## Given exercise a
Extract the lines of the records from their first line down to the line containing "data-label: 25% (194, 46, 261, 81)", including both, and repeat them without changes.

## Given passage
No brief for appellee.
Labarron Terry Evans, Sr. (father), petitions this court for a writ of certiorari to the trial court, requesting relief from that court's finding of contempt. Initially, we note that relief from a contempt finding is available by appeal when, as here, the contemnor is not in custody. Rule 33.6(b), Alabama Rules of Criminal Procedure; Jordan v. Jordan, 600 So. 2d 332 (Ala.Civ.App.1992). Therefore, we will treat the father's petition for writ of certiorari as an appeal.

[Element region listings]

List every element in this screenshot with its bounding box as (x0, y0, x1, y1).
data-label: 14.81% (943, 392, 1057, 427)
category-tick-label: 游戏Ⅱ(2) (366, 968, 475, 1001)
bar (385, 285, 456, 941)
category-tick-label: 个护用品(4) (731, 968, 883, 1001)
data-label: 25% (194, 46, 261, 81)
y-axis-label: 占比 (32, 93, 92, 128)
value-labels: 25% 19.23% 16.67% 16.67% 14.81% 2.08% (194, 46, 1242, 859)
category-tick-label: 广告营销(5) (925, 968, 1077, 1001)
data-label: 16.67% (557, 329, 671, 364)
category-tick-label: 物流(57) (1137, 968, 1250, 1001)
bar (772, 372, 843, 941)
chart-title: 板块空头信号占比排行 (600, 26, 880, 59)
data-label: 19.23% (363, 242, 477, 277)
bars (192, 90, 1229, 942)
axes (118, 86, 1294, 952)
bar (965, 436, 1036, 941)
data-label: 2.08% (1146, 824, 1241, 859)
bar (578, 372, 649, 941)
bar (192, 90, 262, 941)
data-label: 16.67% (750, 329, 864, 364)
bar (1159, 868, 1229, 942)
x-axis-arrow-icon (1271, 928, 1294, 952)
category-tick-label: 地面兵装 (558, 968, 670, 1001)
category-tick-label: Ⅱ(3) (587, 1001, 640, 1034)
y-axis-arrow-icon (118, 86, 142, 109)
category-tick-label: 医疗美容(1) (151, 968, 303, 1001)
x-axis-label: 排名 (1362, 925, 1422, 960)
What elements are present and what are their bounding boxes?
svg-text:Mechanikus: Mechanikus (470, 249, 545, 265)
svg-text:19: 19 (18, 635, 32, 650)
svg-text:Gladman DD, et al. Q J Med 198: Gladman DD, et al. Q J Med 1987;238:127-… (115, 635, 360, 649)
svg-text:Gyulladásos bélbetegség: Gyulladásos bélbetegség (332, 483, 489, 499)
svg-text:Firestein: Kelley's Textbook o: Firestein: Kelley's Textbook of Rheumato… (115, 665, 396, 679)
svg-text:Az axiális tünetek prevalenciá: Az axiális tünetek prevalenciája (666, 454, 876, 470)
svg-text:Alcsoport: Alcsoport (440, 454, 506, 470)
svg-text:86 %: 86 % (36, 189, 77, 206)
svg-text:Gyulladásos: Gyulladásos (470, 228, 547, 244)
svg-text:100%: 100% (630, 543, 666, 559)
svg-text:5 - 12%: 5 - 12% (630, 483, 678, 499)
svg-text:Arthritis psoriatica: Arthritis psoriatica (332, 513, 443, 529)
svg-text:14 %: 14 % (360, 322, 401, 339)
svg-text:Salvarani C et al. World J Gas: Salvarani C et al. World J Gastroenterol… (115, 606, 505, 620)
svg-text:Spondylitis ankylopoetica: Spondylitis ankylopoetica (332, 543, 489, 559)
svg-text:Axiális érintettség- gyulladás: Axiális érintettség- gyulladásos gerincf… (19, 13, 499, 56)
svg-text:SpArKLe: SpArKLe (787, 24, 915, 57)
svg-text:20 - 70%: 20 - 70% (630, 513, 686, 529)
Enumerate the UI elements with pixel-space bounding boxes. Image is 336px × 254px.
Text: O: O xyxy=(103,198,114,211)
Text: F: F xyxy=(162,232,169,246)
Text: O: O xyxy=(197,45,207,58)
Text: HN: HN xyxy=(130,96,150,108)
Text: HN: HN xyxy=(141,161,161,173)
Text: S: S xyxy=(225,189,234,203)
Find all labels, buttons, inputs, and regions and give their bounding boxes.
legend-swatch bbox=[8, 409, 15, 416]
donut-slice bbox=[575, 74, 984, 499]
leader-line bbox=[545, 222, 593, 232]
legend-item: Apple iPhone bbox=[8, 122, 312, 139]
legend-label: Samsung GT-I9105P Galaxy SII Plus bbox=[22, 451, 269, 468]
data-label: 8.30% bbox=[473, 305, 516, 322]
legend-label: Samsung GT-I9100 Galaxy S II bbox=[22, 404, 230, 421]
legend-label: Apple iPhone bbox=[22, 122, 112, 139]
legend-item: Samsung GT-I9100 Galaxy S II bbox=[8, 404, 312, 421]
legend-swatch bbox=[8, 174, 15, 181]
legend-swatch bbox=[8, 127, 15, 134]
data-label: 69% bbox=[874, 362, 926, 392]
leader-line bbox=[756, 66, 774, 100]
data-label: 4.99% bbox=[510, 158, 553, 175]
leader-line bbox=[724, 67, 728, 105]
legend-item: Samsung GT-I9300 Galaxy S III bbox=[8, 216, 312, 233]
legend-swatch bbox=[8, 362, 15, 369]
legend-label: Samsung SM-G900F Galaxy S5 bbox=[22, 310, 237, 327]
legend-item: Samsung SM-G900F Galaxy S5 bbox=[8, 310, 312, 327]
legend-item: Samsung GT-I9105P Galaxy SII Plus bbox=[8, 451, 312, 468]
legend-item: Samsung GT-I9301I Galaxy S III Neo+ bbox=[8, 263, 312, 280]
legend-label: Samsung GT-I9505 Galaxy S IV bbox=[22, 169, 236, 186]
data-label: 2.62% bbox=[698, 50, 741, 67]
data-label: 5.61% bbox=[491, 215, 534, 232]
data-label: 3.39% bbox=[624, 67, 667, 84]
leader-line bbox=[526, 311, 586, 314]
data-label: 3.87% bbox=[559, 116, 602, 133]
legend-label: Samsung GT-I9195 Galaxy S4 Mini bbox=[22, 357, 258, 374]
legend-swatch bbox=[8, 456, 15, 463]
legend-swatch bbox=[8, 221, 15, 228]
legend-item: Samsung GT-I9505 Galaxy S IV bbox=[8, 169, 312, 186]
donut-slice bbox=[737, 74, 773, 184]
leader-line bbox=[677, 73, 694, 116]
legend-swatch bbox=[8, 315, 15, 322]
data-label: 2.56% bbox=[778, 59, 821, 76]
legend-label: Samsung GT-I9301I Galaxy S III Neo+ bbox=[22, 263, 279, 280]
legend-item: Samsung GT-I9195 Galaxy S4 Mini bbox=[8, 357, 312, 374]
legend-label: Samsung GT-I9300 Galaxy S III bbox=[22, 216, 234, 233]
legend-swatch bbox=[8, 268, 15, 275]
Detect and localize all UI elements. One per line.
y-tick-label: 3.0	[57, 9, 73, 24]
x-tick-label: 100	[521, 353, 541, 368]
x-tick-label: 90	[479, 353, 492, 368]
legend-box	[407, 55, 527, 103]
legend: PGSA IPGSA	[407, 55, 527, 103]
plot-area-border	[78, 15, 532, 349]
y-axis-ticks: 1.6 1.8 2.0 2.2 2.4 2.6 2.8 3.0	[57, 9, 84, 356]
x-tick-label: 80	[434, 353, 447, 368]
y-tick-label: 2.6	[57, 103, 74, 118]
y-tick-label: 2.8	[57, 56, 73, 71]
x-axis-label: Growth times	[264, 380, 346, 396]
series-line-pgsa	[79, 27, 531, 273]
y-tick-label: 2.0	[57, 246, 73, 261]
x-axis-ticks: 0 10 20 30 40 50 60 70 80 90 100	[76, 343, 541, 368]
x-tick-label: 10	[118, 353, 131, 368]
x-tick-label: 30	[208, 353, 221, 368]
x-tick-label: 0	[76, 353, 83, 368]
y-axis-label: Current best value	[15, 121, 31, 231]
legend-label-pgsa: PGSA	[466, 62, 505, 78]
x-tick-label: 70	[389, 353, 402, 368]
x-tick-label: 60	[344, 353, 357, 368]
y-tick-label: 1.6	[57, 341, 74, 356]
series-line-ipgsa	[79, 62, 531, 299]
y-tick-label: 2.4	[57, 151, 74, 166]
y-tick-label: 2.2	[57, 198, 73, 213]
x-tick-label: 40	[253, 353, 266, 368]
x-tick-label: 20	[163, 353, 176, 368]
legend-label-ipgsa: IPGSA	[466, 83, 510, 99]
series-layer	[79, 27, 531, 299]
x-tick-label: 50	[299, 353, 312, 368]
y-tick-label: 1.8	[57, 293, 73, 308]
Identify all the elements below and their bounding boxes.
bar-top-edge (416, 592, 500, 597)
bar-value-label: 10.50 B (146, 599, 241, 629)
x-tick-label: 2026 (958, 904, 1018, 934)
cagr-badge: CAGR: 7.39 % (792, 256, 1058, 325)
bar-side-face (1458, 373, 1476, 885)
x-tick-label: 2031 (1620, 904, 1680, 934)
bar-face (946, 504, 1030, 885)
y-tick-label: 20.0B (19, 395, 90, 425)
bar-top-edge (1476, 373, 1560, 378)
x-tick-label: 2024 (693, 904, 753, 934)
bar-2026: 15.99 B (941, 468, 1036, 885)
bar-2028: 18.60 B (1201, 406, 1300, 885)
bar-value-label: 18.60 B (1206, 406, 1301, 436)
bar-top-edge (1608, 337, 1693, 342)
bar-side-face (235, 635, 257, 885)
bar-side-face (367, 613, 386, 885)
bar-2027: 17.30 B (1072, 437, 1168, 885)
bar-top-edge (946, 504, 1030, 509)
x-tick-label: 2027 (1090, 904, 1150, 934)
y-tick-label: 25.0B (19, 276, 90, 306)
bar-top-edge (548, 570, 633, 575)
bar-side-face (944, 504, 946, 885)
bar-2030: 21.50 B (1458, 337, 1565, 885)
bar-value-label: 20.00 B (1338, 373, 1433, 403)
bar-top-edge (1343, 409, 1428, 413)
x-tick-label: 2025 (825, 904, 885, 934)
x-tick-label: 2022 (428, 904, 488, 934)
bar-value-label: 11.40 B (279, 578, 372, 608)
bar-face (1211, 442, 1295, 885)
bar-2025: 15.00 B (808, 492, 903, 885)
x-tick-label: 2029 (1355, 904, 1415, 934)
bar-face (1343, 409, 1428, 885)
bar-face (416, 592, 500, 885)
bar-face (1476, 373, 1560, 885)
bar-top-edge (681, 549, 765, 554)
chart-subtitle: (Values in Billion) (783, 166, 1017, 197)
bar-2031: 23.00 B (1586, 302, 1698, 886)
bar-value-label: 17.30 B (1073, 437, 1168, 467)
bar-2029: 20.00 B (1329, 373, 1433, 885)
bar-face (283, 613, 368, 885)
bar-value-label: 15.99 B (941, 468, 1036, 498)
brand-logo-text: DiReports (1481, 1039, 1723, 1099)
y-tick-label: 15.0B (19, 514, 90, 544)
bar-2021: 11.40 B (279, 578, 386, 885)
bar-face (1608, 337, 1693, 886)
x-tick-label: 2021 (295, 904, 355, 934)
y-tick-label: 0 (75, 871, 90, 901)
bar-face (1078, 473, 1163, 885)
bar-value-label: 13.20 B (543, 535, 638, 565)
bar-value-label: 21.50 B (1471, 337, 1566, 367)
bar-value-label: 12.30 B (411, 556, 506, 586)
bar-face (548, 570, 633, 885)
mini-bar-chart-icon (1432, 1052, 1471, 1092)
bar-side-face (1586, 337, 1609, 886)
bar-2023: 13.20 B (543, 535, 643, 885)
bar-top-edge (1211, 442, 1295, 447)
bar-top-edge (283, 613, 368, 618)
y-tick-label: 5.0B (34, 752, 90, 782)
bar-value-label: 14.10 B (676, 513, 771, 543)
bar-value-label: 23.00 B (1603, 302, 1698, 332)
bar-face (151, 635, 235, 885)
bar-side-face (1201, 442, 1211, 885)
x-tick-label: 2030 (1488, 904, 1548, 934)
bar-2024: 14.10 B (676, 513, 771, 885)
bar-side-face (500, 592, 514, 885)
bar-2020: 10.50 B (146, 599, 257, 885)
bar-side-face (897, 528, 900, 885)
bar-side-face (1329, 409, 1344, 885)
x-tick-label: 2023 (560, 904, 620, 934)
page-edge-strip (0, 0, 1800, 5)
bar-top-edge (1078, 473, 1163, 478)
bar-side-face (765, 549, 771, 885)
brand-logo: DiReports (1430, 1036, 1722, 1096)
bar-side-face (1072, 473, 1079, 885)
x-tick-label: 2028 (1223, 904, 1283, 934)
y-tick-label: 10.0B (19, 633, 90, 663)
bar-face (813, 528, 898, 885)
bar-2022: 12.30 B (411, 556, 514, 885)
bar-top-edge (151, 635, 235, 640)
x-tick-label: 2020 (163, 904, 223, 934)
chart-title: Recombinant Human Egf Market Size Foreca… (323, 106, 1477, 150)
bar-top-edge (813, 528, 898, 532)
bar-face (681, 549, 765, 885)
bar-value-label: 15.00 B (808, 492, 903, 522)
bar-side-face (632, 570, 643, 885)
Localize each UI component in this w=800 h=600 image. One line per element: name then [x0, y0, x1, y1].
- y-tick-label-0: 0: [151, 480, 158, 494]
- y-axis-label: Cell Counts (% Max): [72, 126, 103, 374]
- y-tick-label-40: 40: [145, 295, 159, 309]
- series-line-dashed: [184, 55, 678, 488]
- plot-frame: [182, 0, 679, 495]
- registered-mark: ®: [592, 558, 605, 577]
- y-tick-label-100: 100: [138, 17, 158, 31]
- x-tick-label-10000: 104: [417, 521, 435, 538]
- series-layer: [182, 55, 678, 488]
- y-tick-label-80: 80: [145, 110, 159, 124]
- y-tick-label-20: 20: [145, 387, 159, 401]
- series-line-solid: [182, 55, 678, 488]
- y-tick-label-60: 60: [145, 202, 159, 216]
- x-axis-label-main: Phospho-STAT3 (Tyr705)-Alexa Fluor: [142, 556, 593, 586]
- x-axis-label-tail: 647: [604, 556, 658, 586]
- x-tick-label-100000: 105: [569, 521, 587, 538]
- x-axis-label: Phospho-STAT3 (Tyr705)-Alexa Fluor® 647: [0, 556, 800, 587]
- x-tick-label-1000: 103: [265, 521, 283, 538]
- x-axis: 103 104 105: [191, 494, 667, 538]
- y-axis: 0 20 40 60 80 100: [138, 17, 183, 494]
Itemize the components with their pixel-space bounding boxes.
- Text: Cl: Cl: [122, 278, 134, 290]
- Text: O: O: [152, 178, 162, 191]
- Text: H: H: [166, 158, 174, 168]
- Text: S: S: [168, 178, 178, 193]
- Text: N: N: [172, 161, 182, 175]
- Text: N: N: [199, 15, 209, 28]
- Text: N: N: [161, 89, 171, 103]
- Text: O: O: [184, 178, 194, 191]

## Given exercise b
From the contempt petition passage, copy everything from "No brief for" down to "as an appeal." word for word.

## Finished answer a
List every element in this screenshot with its bounding box as (x0, y0, x1, y1).
data-label: 14.81% (943, 392, 1057, 427)
category-tick-label: 游戏Ⅱ(2) (366, 968, 475, 1001)
bar (385, 285, 456, 941)
category-tick-label: 个护用品(4) (731, 968, 883, 1001)
data-label: 25% (194, 46, 261, 81)

## Finished answer b
No brief for appellee.
Labarron Terry Evans, Sr. (father), petitions this court for a writ of certiorari to the trial court, requesting relief from that court's finding of contempt. Initially, we note that relief from a contempt finding is available by appeal when, as here, the contemnor is not in custody. Rule 33.6(b), Alabama Rules of Criminal Procedure; Jordan v. Jordan, 600 So. 2d 332 (Ala.Civ.App.1992). Therefore, we will treat the father's petition for writ of certiorari as an appeal.